_Aim of the exercise_:
Copy the records below exactly, leaving out every picture.
━━━━━━━━━━━━━━━━━━━━━━━━━━━━━━
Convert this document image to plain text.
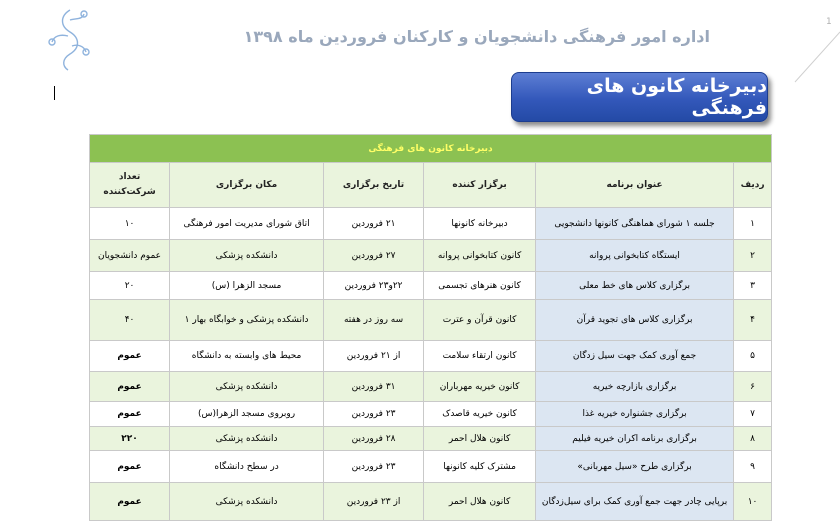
1
اداره امور فرهنگی دانشجویان و کارکنان فروردین ماه ۱۳۹۸
دبیرخانه کانون های فرهنگی
دبیرخانه کانون های فرهنگی					
ردیف	عنوان برنامه	برگزار کننده	تاریخ برگزاری	مکان برگزاری	تعداد شرکت‌کننده
۱	جلسه ۱ شورای هماهنگی کانونها دانشجویی	دبیرخانه کانونها	۲۱ فروردین	اتاق شورای مدیریت امور فرهنگی	۱۰
۲	ایستگاه کتابخوانی پروانه	کانون کتابخوانی پروانه	۲۷ فروردین	دانشکده پزشکی	عموم دانشجویان
۳	برگزاری کلاس های خط معلی	کانون هنرهای تجسمی	۲۲و۲۳ فروردین	مسجد الزهرا (س)	۲۰
۴	برگزاری کلاس های تجوید قرآن	کانون قرآن و عترت	سه روز در هفته	دانشکده پزشکی و خوابگاه بهار ۱	۴۰
۵	جمع آوری کمک جهت سیل زدگان	کانون ارتقاء سلامت	از ۲۱ فروردین	محیط های وابسته به دانشگاه	عموم
۶	برگزاری بازارچه خیریه	کانون خیریه مهرباران	۳۱ فروردین	دانشکده پزشکی	عموم
۷	برگزاری جشنواره خیریه غذا	کانون خیریه قاصدک	۲۳ فروردین	روبروی مسجد الزهرا(س)	عموم
۸	برگزاری برنامه اکران خیریه فیلیم	کانون هلال احمر	۲۸ فروردین	دانشکده پزشکی	۲۲۰
۹	برگزاری طرح «سیل مهربانی»	مشترک کلیه کانونها	۲۳ فروردین	در سطح دانشگاه	عموم
۱۰	برپایی چادر جهت جمع آوری کمک برای سیل‌زدگان	کانون هلال احمر	از ۲۳ فروردین	دانشکده پزشکی	عموم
━━━━━━━━━━━━━━━━━━━━━━━━━━━━━━
_Reply_:
Convert this document image to plain text.
1
اداره امور فرهنگی دانشجویان و کارکنان فروردین ماه ۱۳۹۸
دبیرخانه کانون های فرهنگی
دبیرخانه کانون های فرهنگی					
ردیف	عنوان برنامه	برگزار کننده	تاریخ برگزاری	مکان برگزاری	تعداد شرکت‌کننده
۱	جلسه ۱ شورای هماهنگی کانونها دانشجویی	دبیرخانه کانونها	۲۱ فروردین	اتاق شورای مدیریت امور فرهنگی	۱۰
۲	ایستگاه کتابخوانی پروانه	کانون کتابخوانی پروانه	۲۷ فروردین	دانشکده پزشکی	عموم دانشجویان
۳	برگزاری کلاس های خط معلی	کانون هنرهای تجسمی	۲۲و۲۳ فروردین	مسجد الزهرا (س)	۲۰
۴	برگزاری کلاس های تجوید قرآن	کانون قرآن و عترت	سه روز در هفته	دانشکده پزشکی و خوابگاه بهار ۱	۴۰
۵	جمع آوری کمک جهت سیل زدگان	کانون ارتقاء سلامت	از ۲۱ فروردین	محیط های وابسته به دانشگاه	عموم
۶	برگزاری بازارچه خیریه	کانون خیریه مهرباران	۳۱ فروردین	دانشکده پزشکی	عموم
۷	برگزاری جشنواره خیریه غذا	کانون خیریه قاصدک	۲۳ فروردین	روبروی مسجد الزهرا(س)	عموم
۸	برگزاری برنامه اکران خیریه فیلیم	کانون هلال احمر	۲۸ فروردین	دانشکده پزشکی	۲۲۰
۹	برگزاری طرح «سیل مهربانی»	مشترک کلیه کانونها	۲۳ فروردین	در سطح دانشگاه	عموم
۱۰	برپایی چادر جهت جمع آوری کمک برای سیل‌زدگان	کانون هلال احمر	از ۲۳ فروردین	دانشکده پزشکی	عموم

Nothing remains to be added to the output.